• _Source_
Bates’ story forgotten as ‘Linsanity’ rages

The Columbian
Published: February 15, 2012, 4:00pm

Watching New York Knicks point guard Jeremy Lin’s explosion into the NBA this month, reading all of the stories about his meteoric rise from nobody to superstar, listening to all of the talking heads tell us Lin came from nowhere, I couldn’t help but think about Billy Ray Bates.

Commentators and coaches are saying they’ve never seen anything quite like Lin’s rapid rise.

I have.

Thirty-two years before Linsanity hit New York, Billy Ray Bates came to Portland from the Maine Lumberjacks of the Continental Basketball Association.

He was the son of Mississippi sharecroppers. When he was growing up in the small town of Kosciusko, Bates chopped cotton. I remember Bates telling stories on the Blazers’ team bus about life in the South in the 1960s and his teammates acting as if he were talking about life on Jupiter.

• _Tasks to perform_
1) Write out the passage from the Billy Ray Bates article from "Commentators and coaches" to "life on Jupiter.".
2) Continue the article on Billy Ray Bates from the point at which it stops.

• _Information given_
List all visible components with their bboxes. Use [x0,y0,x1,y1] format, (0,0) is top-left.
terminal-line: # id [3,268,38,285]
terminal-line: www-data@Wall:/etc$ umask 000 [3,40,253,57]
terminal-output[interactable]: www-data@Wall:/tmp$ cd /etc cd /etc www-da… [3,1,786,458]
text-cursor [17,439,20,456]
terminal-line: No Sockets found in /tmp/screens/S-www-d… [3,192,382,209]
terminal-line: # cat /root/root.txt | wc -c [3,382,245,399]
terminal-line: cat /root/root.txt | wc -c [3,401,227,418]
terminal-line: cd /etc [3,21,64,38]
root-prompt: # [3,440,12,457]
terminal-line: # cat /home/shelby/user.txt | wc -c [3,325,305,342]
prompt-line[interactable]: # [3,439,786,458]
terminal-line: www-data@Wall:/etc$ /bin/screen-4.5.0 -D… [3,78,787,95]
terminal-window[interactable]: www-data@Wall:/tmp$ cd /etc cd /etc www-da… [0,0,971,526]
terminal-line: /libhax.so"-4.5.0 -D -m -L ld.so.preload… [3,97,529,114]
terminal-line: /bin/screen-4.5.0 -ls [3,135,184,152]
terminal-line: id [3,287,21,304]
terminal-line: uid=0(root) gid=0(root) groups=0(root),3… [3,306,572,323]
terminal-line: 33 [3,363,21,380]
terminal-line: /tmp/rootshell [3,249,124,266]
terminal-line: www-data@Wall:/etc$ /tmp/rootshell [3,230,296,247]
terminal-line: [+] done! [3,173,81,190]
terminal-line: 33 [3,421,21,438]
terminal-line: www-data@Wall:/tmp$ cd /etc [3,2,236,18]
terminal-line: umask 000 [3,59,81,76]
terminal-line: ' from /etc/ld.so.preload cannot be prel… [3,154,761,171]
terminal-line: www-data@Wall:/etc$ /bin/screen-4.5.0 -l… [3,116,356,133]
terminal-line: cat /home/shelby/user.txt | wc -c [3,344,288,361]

* * *

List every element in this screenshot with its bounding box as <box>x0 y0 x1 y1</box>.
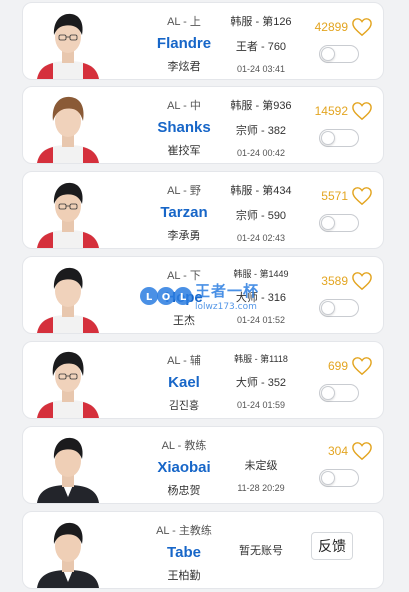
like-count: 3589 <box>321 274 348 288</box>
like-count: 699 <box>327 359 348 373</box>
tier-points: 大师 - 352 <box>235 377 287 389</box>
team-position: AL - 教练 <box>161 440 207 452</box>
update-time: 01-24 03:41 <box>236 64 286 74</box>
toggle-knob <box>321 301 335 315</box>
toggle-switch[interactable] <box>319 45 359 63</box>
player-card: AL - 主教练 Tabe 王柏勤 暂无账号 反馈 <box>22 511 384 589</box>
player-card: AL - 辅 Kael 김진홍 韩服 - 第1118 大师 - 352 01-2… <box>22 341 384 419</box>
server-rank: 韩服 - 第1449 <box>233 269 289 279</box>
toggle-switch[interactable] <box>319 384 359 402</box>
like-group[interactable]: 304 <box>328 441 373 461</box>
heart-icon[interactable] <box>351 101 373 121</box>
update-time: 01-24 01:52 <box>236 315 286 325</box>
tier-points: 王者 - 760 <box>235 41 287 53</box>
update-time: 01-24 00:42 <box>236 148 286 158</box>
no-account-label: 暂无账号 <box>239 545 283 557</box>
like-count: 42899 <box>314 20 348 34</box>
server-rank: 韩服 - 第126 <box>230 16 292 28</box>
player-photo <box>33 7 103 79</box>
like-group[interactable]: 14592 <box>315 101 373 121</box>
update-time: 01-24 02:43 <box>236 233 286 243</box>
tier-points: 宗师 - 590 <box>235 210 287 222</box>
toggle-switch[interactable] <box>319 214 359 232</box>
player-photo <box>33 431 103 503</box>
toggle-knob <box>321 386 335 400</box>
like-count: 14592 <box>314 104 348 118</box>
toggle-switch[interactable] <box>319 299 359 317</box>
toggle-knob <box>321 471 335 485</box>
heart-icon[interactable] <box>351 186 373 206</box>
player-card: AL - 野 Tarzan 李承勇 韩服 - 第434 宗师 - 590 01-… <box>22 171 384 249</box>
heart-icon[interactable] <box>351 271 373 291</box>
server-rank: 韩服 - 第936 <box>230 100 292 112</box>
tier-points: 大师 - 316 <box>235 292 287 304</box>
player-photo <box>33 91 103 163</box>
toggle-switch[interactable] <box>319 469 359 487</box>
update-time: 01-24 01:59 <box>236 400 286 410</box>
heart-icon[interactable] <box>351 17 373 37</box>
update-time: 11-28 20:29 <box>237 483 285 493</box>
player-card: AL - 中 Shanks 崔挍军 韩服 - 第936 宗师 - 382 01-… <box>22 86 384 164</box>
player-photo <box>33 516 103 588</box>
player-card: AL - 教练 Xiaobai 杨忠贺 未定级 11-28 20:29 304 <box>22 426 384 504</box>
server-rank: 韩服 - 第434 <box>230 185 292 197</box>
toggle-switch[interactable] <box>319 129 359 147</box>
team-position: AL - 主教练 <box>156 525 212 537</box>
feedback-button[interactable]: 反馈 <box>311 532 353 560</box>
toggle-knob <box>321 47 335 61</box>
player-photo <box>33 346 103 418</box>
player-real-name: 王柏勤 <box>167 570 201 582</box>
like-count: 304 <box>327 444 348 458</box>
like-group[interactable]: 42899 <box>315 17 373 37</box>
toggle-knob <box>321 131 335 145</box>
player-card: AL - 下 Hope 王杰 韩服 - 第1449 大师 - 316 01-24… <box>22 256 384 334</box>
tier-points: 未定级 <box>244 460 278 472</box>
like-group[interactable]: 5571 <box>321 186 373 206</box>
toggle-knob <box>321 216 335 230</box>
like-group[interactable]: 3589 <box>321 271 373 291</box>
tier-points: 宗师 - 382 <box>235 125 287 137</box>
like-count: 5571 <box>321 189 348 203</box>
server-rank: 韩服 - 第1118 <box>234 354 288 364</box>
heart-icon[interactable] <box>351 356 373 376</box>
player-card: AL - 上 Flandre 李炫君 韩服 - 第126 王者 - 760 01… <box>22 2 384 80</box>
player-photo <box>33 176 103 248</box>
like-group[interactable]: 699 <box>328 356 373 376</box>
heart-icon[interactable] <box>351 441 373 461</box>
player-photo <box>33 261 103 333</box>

• _Answers by task_
1)
Commentators and coaches are saying they’ve never seen anything quite like Lin’s rapid rise.

I have.

Thirty-two years before Linsanity hit New York, Billy Ray Bates came to Portland from the Maine Lumberjacks of the Continental Basketball Association.

He was the son of Mississippi sharecroppers. When he was growing up in the small town of Kosciusko, Bates chopped cotton. I remember Bates telling stories on the Blazers’ team bus about life in the South in the 1960s and his teammates acting as if he were talking about life on Jupiter.

2)
Lin came from Palo Alto and Harvard, but Bates truly came from Nowhere.

I was covering the Trail Blazers for The Oregonian during the 1979-80 season, when Portland, which won the NBA championship in 1977, was unraveling. Late in the season, the Blazers signed Bates, a minor-league sensation.

“Jack Ramsay approached us,” Bates’ former agent, Steve Kauffman, remembered Tuesday. “He said he wanted to bring Billy Ray onto the team, but no way was Jack going to put him into an NBA game. He said that would be ridiculous, that Billy Ray wasn’t ready.”

The Blazers’ season was in free fall when Bates arrived in March. They were clinging to the eighth — and final — playoff spot. Nobody was willing to take a big shot.

“One thing about Billy Ray,” Kauffman said, “he never met a shot he didn’t like. While other players were running away from the ball and didn’t want to take the pressure shots, Billy Ray always did.”

On March 14, in the fourth quarter of another disappointing performance, this time in Milwaukee, a disgusted Ramsay cleared his bench and put in Bates.

Before there was Linsanity, there was Billy Ray Bates. Before “SportsCenter” and Twitter, sports-talk radio and NBA-TV, there was a kid from Mississippi who could barely read making a seismic impact on the league.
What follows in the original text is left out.